WHAT YOU HAVE TO DO: Omit the pictures and return every entry exactly as written.

Saved data entries:
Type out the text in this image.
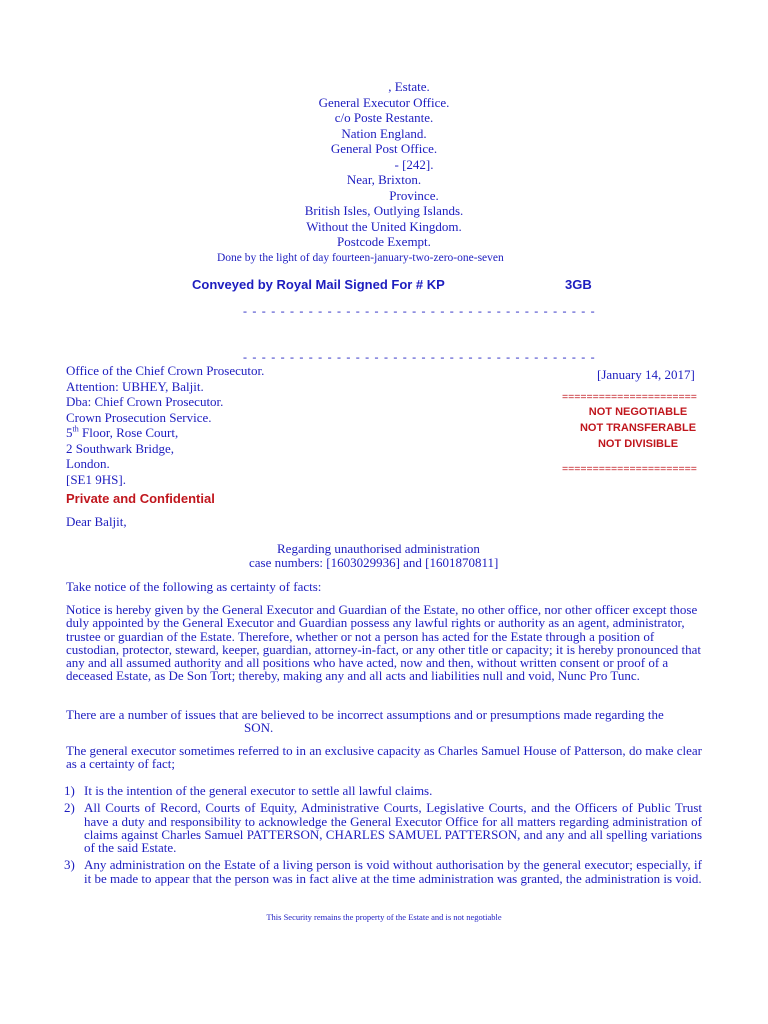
, Estate.
General Executor Office.
c/o Poste Restante.
Nation England.
General Post Office.
- [242].
Near, Brixton.
Province.
British Isles, Outlying Islands.
Without the United Kingdom.
Postcode Exempt.
Done by the light of day fourteen-january-two-zero-one-seven
Conveyed by Royal Mail Signed For # KP	3GB
- - - - - - - - - - - - - - - - - - - - - - - - - - - - - - - - - - - - - -
- - - - - - - - - - - - - - - - - - - - - - - - - - - - - - - - - - - - - -
Office of the Chief Crown Prosecutor.
Attention: UBHEY, Baljit.
Dba: Chief Crown Prosecutor.
Crown Prosecution Service.
5th Floor, Rose Court,
2 Southwark Bridge,
London.
[SE1 9HS].
[January 14, 2017]
======================
NOT NEGOTIABLE
NOT TRANSFERABLE
NOT DIVISIBLE
======================
Private and Confidential
Dear Baljit,
Regarding unauthorised administration
case numbers: [1603029936] and [1601870811]
Take notice of the following as certainty of facts:
Notice is hereby given by the General Executor and Guardian of the Estate, no other office, nor other officer except those duly appointed by the General Executor and Guardian possess any lawful rights or authority as an agent, administrator, trustee or guardian of the Estate. Therefore, whether or not a person has acted for the Estate through a position of custodian, protector, steward, keeper, guardian, attorney-in-fact, or any other title or capacity; it is hereby pronounced that any and all assumed authority and all positions who have acted, now and then, without written consent or proof of a deceased Estate, as De Son Tort; thereby, making any and all acts and liabilities null and void, Nunc Pro Tunc.
There are a number of issues that are believed to be incorrect assumptions and or presumptions made regarding the
SON.
The general executor sometimes referred to in an exclusive capacity as Charles Samuel House of Patterson, do make clear as a certainty of fact;
1) It is the intention of the general executor to settle all lawful claims.
2) All Courts of Record, Courts of Equity, Administrative Courts, Legislative Courts, and the Officers of Public Trust have a duty and responsibility to acknowledge the General Executor Office for all matters regarding administration of claims against Charles Samuel PATTERSON, CHARLES SAMUEL PATTERSON, and any and all spelling variations of the said Estate.
3) Any administration on the Estate of a living person is void without authorisation by the general executor; especially, if it be made to appear that the person was in fact alive at the time administration was granted, the administration is void.
This Security remains the property of the Estate and is not negotiable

EXERCISE RESULT:
Type out the text in this image.
, Estate.
General Executor Office.
c/o Poste Restante.
Nation England.
General Post Office.
- [242].
Near, Brixton.
Province.
British Isles, Outlying Islands.
Without the United Kingdom.
Postcode Exempt.
Done by the light of day fourteen-january-two-zero-one-seven
Conveyed by Royal Mail Signed For # KP	3GB
- - - - - - - - - - - - - - - - - - - - - - - - - - - - - - - - - - - - - -
- - - - - - - - - - - - - - - - - - - - - - - - - - - - - - - - - - - - - -
Office of the Chief Crown Prosecutor.
Attention: UBHEY, Baljit.
Dba: Chief Crown Prosecutor.
Crown Prosecution Service.
5th Floor, Rose Court,
2 Southwark Bridge,
London.
[SE1 9HS].
[January 14, 2017]
======================
NOT NEGOTIABLE
NOT TRANSFERABLE
NOT DIVISIBLE
======================
Private and Confidential
Dear Baljit,
Regarding unauthorised administration
case numbers: [1603029936] and [1601870811]
Take notice of the following as certainty of facts:
Notice is hereby given by the General Executor and Guardian of the Estate, no other office, nor other officer except those duly appointed by the General Executor and Guardian possess any lawful rights or authority as an agent, administrator, trustee or guardian of the Estate. Therefore, whether or not a person has acted for the Estate through a position of custodian, protector, steward, keeper, guardian, attorney-in-fact, or any other title or capacity; it is hereby pronounced that any and all assumed authority and all positions who have acted, now and then, without written consent or proof of a deceased Estate, as De Son Tort; thereby, making any and all acts and liabilities null and void, Nunc Pro Tunc.
There are a number of issues that are believed to be incorrect assumptions and or presumptions made regarding the
SON.
The general executor sometimes referred to in an exclusive capacity as Charles Samuel House of Patterson, do make clear as a certainty of fact;
1) It is the intention of the general executor to settle all lawful claims.
2) All Courts of Record, Courts of Equity, Administrative Courts, Legislative Courts, and the Officers of Public Trust have a duty and responsibility to acknowledge the General Executor Office for all matters regarding administration of claims against Charles Samuel PATTERSON, CHARLES SAMUEL PATTERSON, and any and all spelling variations of the said Estate.
3) Any administration on the Estate of a living person is void without authorisation by the general executor; especially, if it be made to appear that the person was in fact alive at the time administration was granted, the administration is void.
This Security remains the property of the Estate and is not negotiable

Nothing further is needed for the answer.